▶ **What the exercise asks**
Find the lines below that contain the string "stawa". Copy each one.

▶ **Data shown**
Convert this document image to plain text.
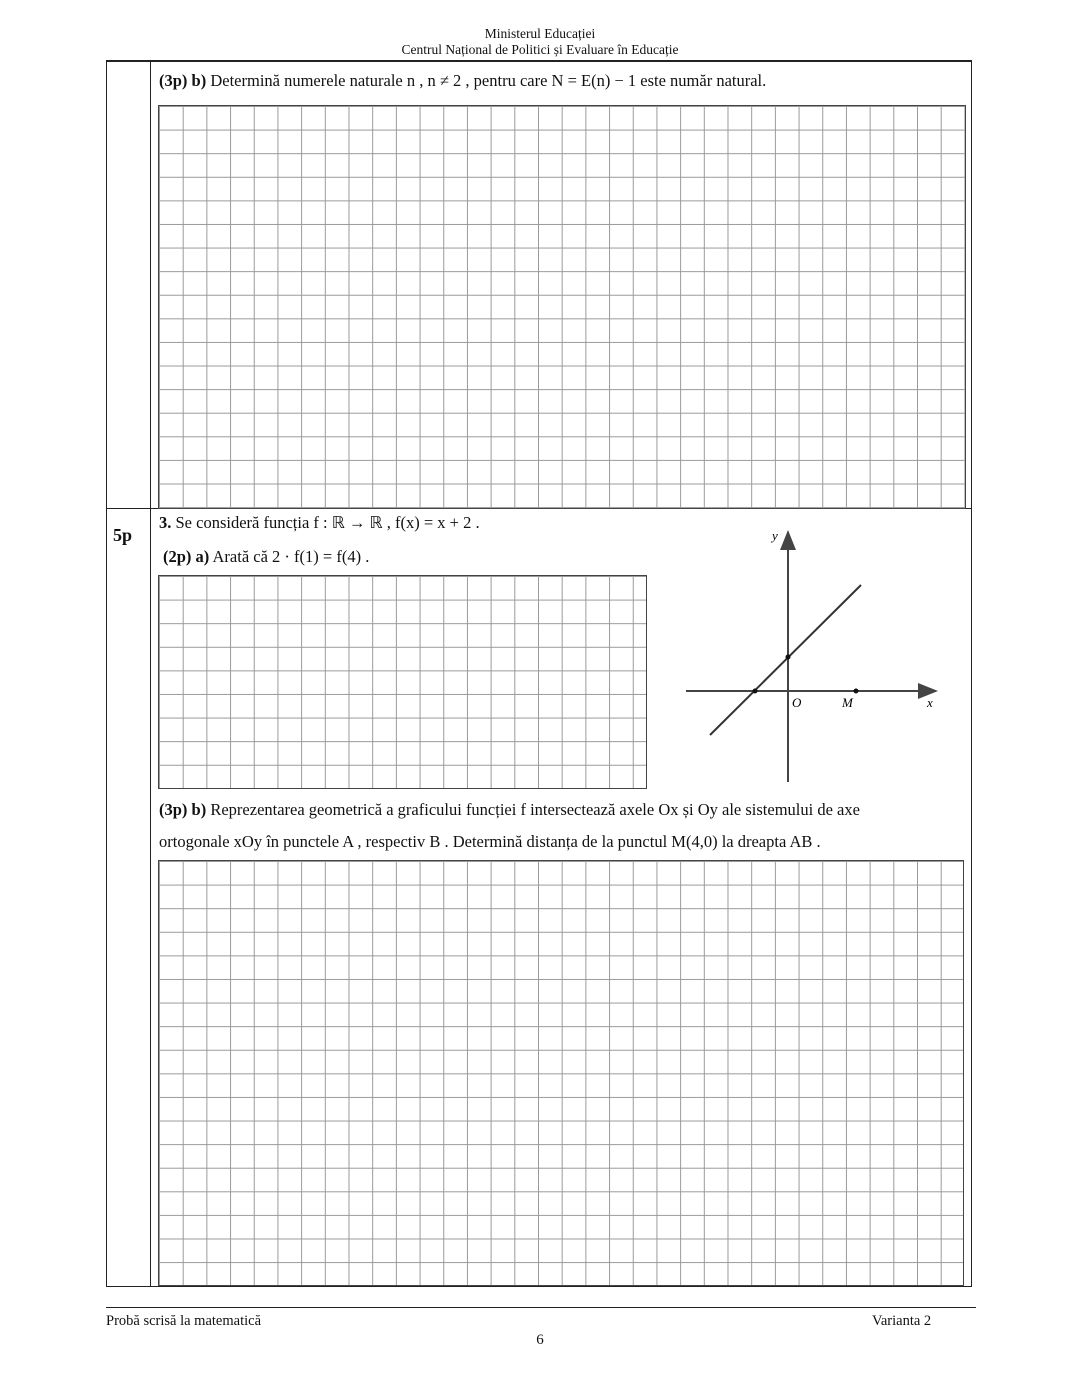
Ministerul Educației
Centrul Național de Politici și Evaluare în Educație
(3p) b) Determină numerele naturale n , n ≠ 2 , pentru care N = E(n) − 1 este număr natural.
5p
3. Se consideră funcția f : ℝ → ℝ , f(x) = x + 2 .
(2p) a) Arată că 2 · f(1) = f(4) .
y
x
O	M
(3p) b) Reprezentarea geometrică a graficului funcției f intersectează axele Ox și Oy ale sistemului de axe
ortogonale xOy în punctele A , respectiv B . Determină distanța de la punctul M(4,0) la dreapta AB .
Probă scrisă la matematică	Varianta 2
6
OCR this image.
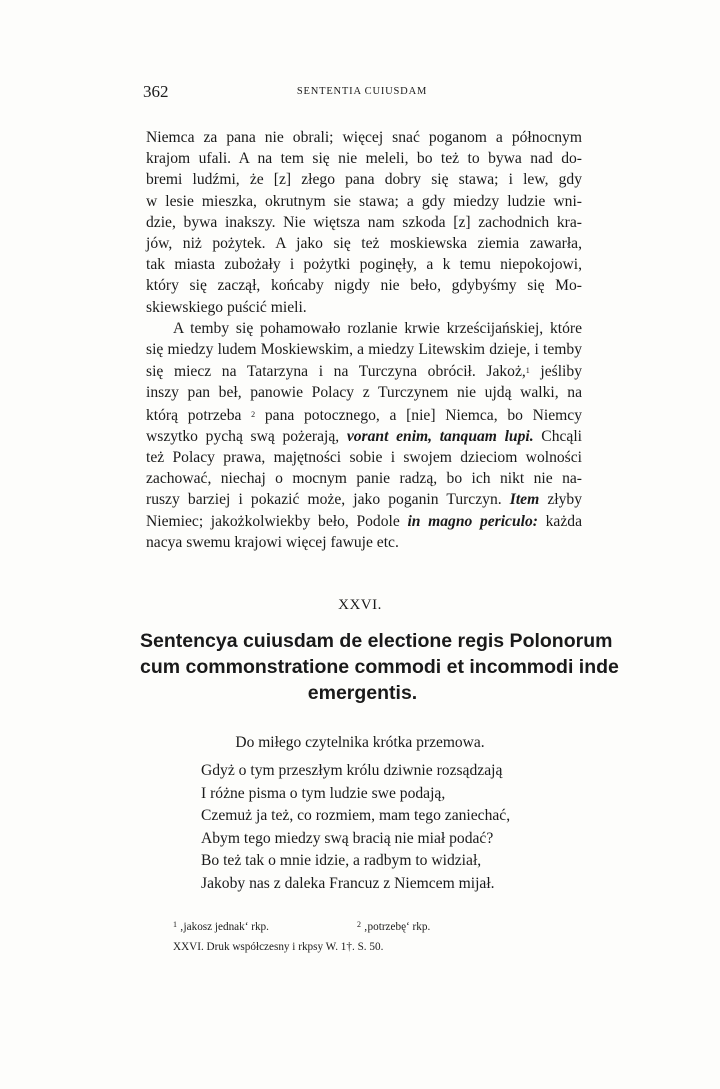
362	SENTENTIA CUIUSDAM
Niemca za pana nie obrali; więcej snać poganom a północnym
krajom ufali. A na tem się nie meleli, bo też to bywa nad do-
bremi ludźmi, że [z] złego pana dobry się stawa; i lew, gdy
w lesie mieszka, okrutnym sie stawa; a gdy miedzy ludzie wni-
dzie, bywa inakszy. Nie więtsza nam szkoda [z] zachodnich kra-
jów, niż pożytek. A jako się też moskiewska ziemia zawarła,
tak miasta zubożały i pożytki poginęły, a k temu niepokojowi,
który się zaczął, końcaby nigdy nie beło, gdybyśmy się Mo-
skiewskiego puścić mieli.
A temby się pohamowało rozlanie krwie krześcijańskiej, które
się miedzy ludem Moskiewskim, a miedzy Litewskim dzieje, i temby
się miecz na Tatarzyna i na Turczyna obrócił. Jakoż,$^1$ jeśliby
inszy pan beł, panowie Polacy z Turczynem nie ujdą walki, na
którą potrzeba $^2$ pana potocznego, a [nie] Niemca, bo Niemcy
wszytko pychą swą pożerają, vorant enim, tanquam lupi. Chcąli
też Polacy prawa, majętności sobie i swojem dzieciom wolności
zachować, niechaj o mocnym panie radzą, bo ich nikt nie na-
ruszy barziej i pokazić może, jako poganin Turczyn. Item złyby
Niemiec; jakożkolwiekby beło, Podole in magno periculo: każda
nacya swemu krajowi więcej fawuje etc.
XXVI.
Sentencya cuiusdam de electione regis Polonorum
cum commonstratione commodi et incommodi inde
emergentis.
Do miłego czytelnika krótka przemowa.
Gdyż o tym przeszłym królu dziwnie rozsądzają
I różne pisma o tym ludzie swe podają,
Czemuż ja też, co rozmiem, mam tego zaniechać,
Abym tego miedzy swą bracią nie miał podać?
Bo też tak o mnie idzie, a radbym to widział,
Jakoby nas z daleka Francuz z Niemcem mijał.
$^1$ ‚jakosz jednak‘ rkp.	$^2$ ‚potrzebę‘ rkp.
XXVI. Druk współczesny i rkpsy W. 1†. S. 50.
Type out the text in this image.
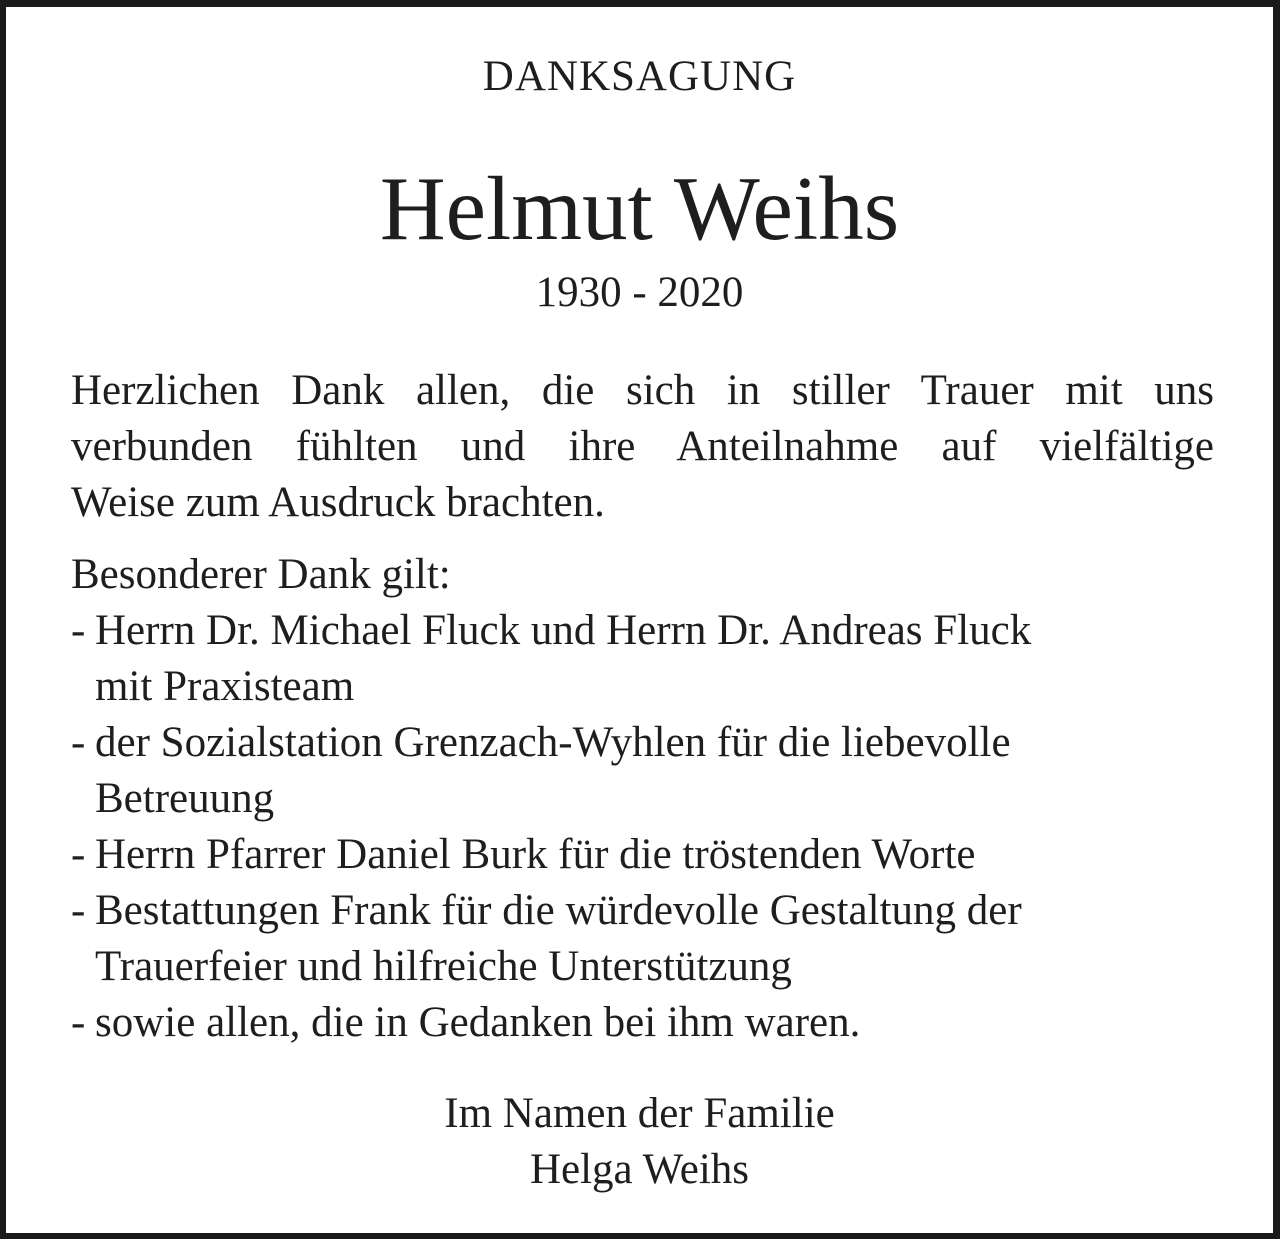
DANKSAGUNG
Helmut Weihs
1930 - 2020
Herzlichen Dank allen, die sich in stiller Trauer mit uns
verbunden fühlten und ihre Anteilnahme auf vielfältige
Weise zum Ausdruck brachten.
Besonderer Dank gilt:
- Herrn Dr. Michael Fluck und Herrn Dr. Andreas Fluck
mit Praxisteam
- der Sozialstation Grenzach-Wyhlen für die liebevolle
Betreuung
- Herrn Pfarrer Daniel Burk für die tröstenden Worte
- Bestattungen Frank für die würdevolle Gestaltung der
Trauerfeier und hilfreiche Unterstützung
- sowie allen, die in Gedanken bei ihm waren.
Im Namen der Familie
Helga Weihs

▶ **Task output**
bremi ludźmi, że [z] złego pana dobry się stawa; i lew, gdy
w lesie mieszka, okrutnym sie stawa; a gdy miedzy ludzie wni-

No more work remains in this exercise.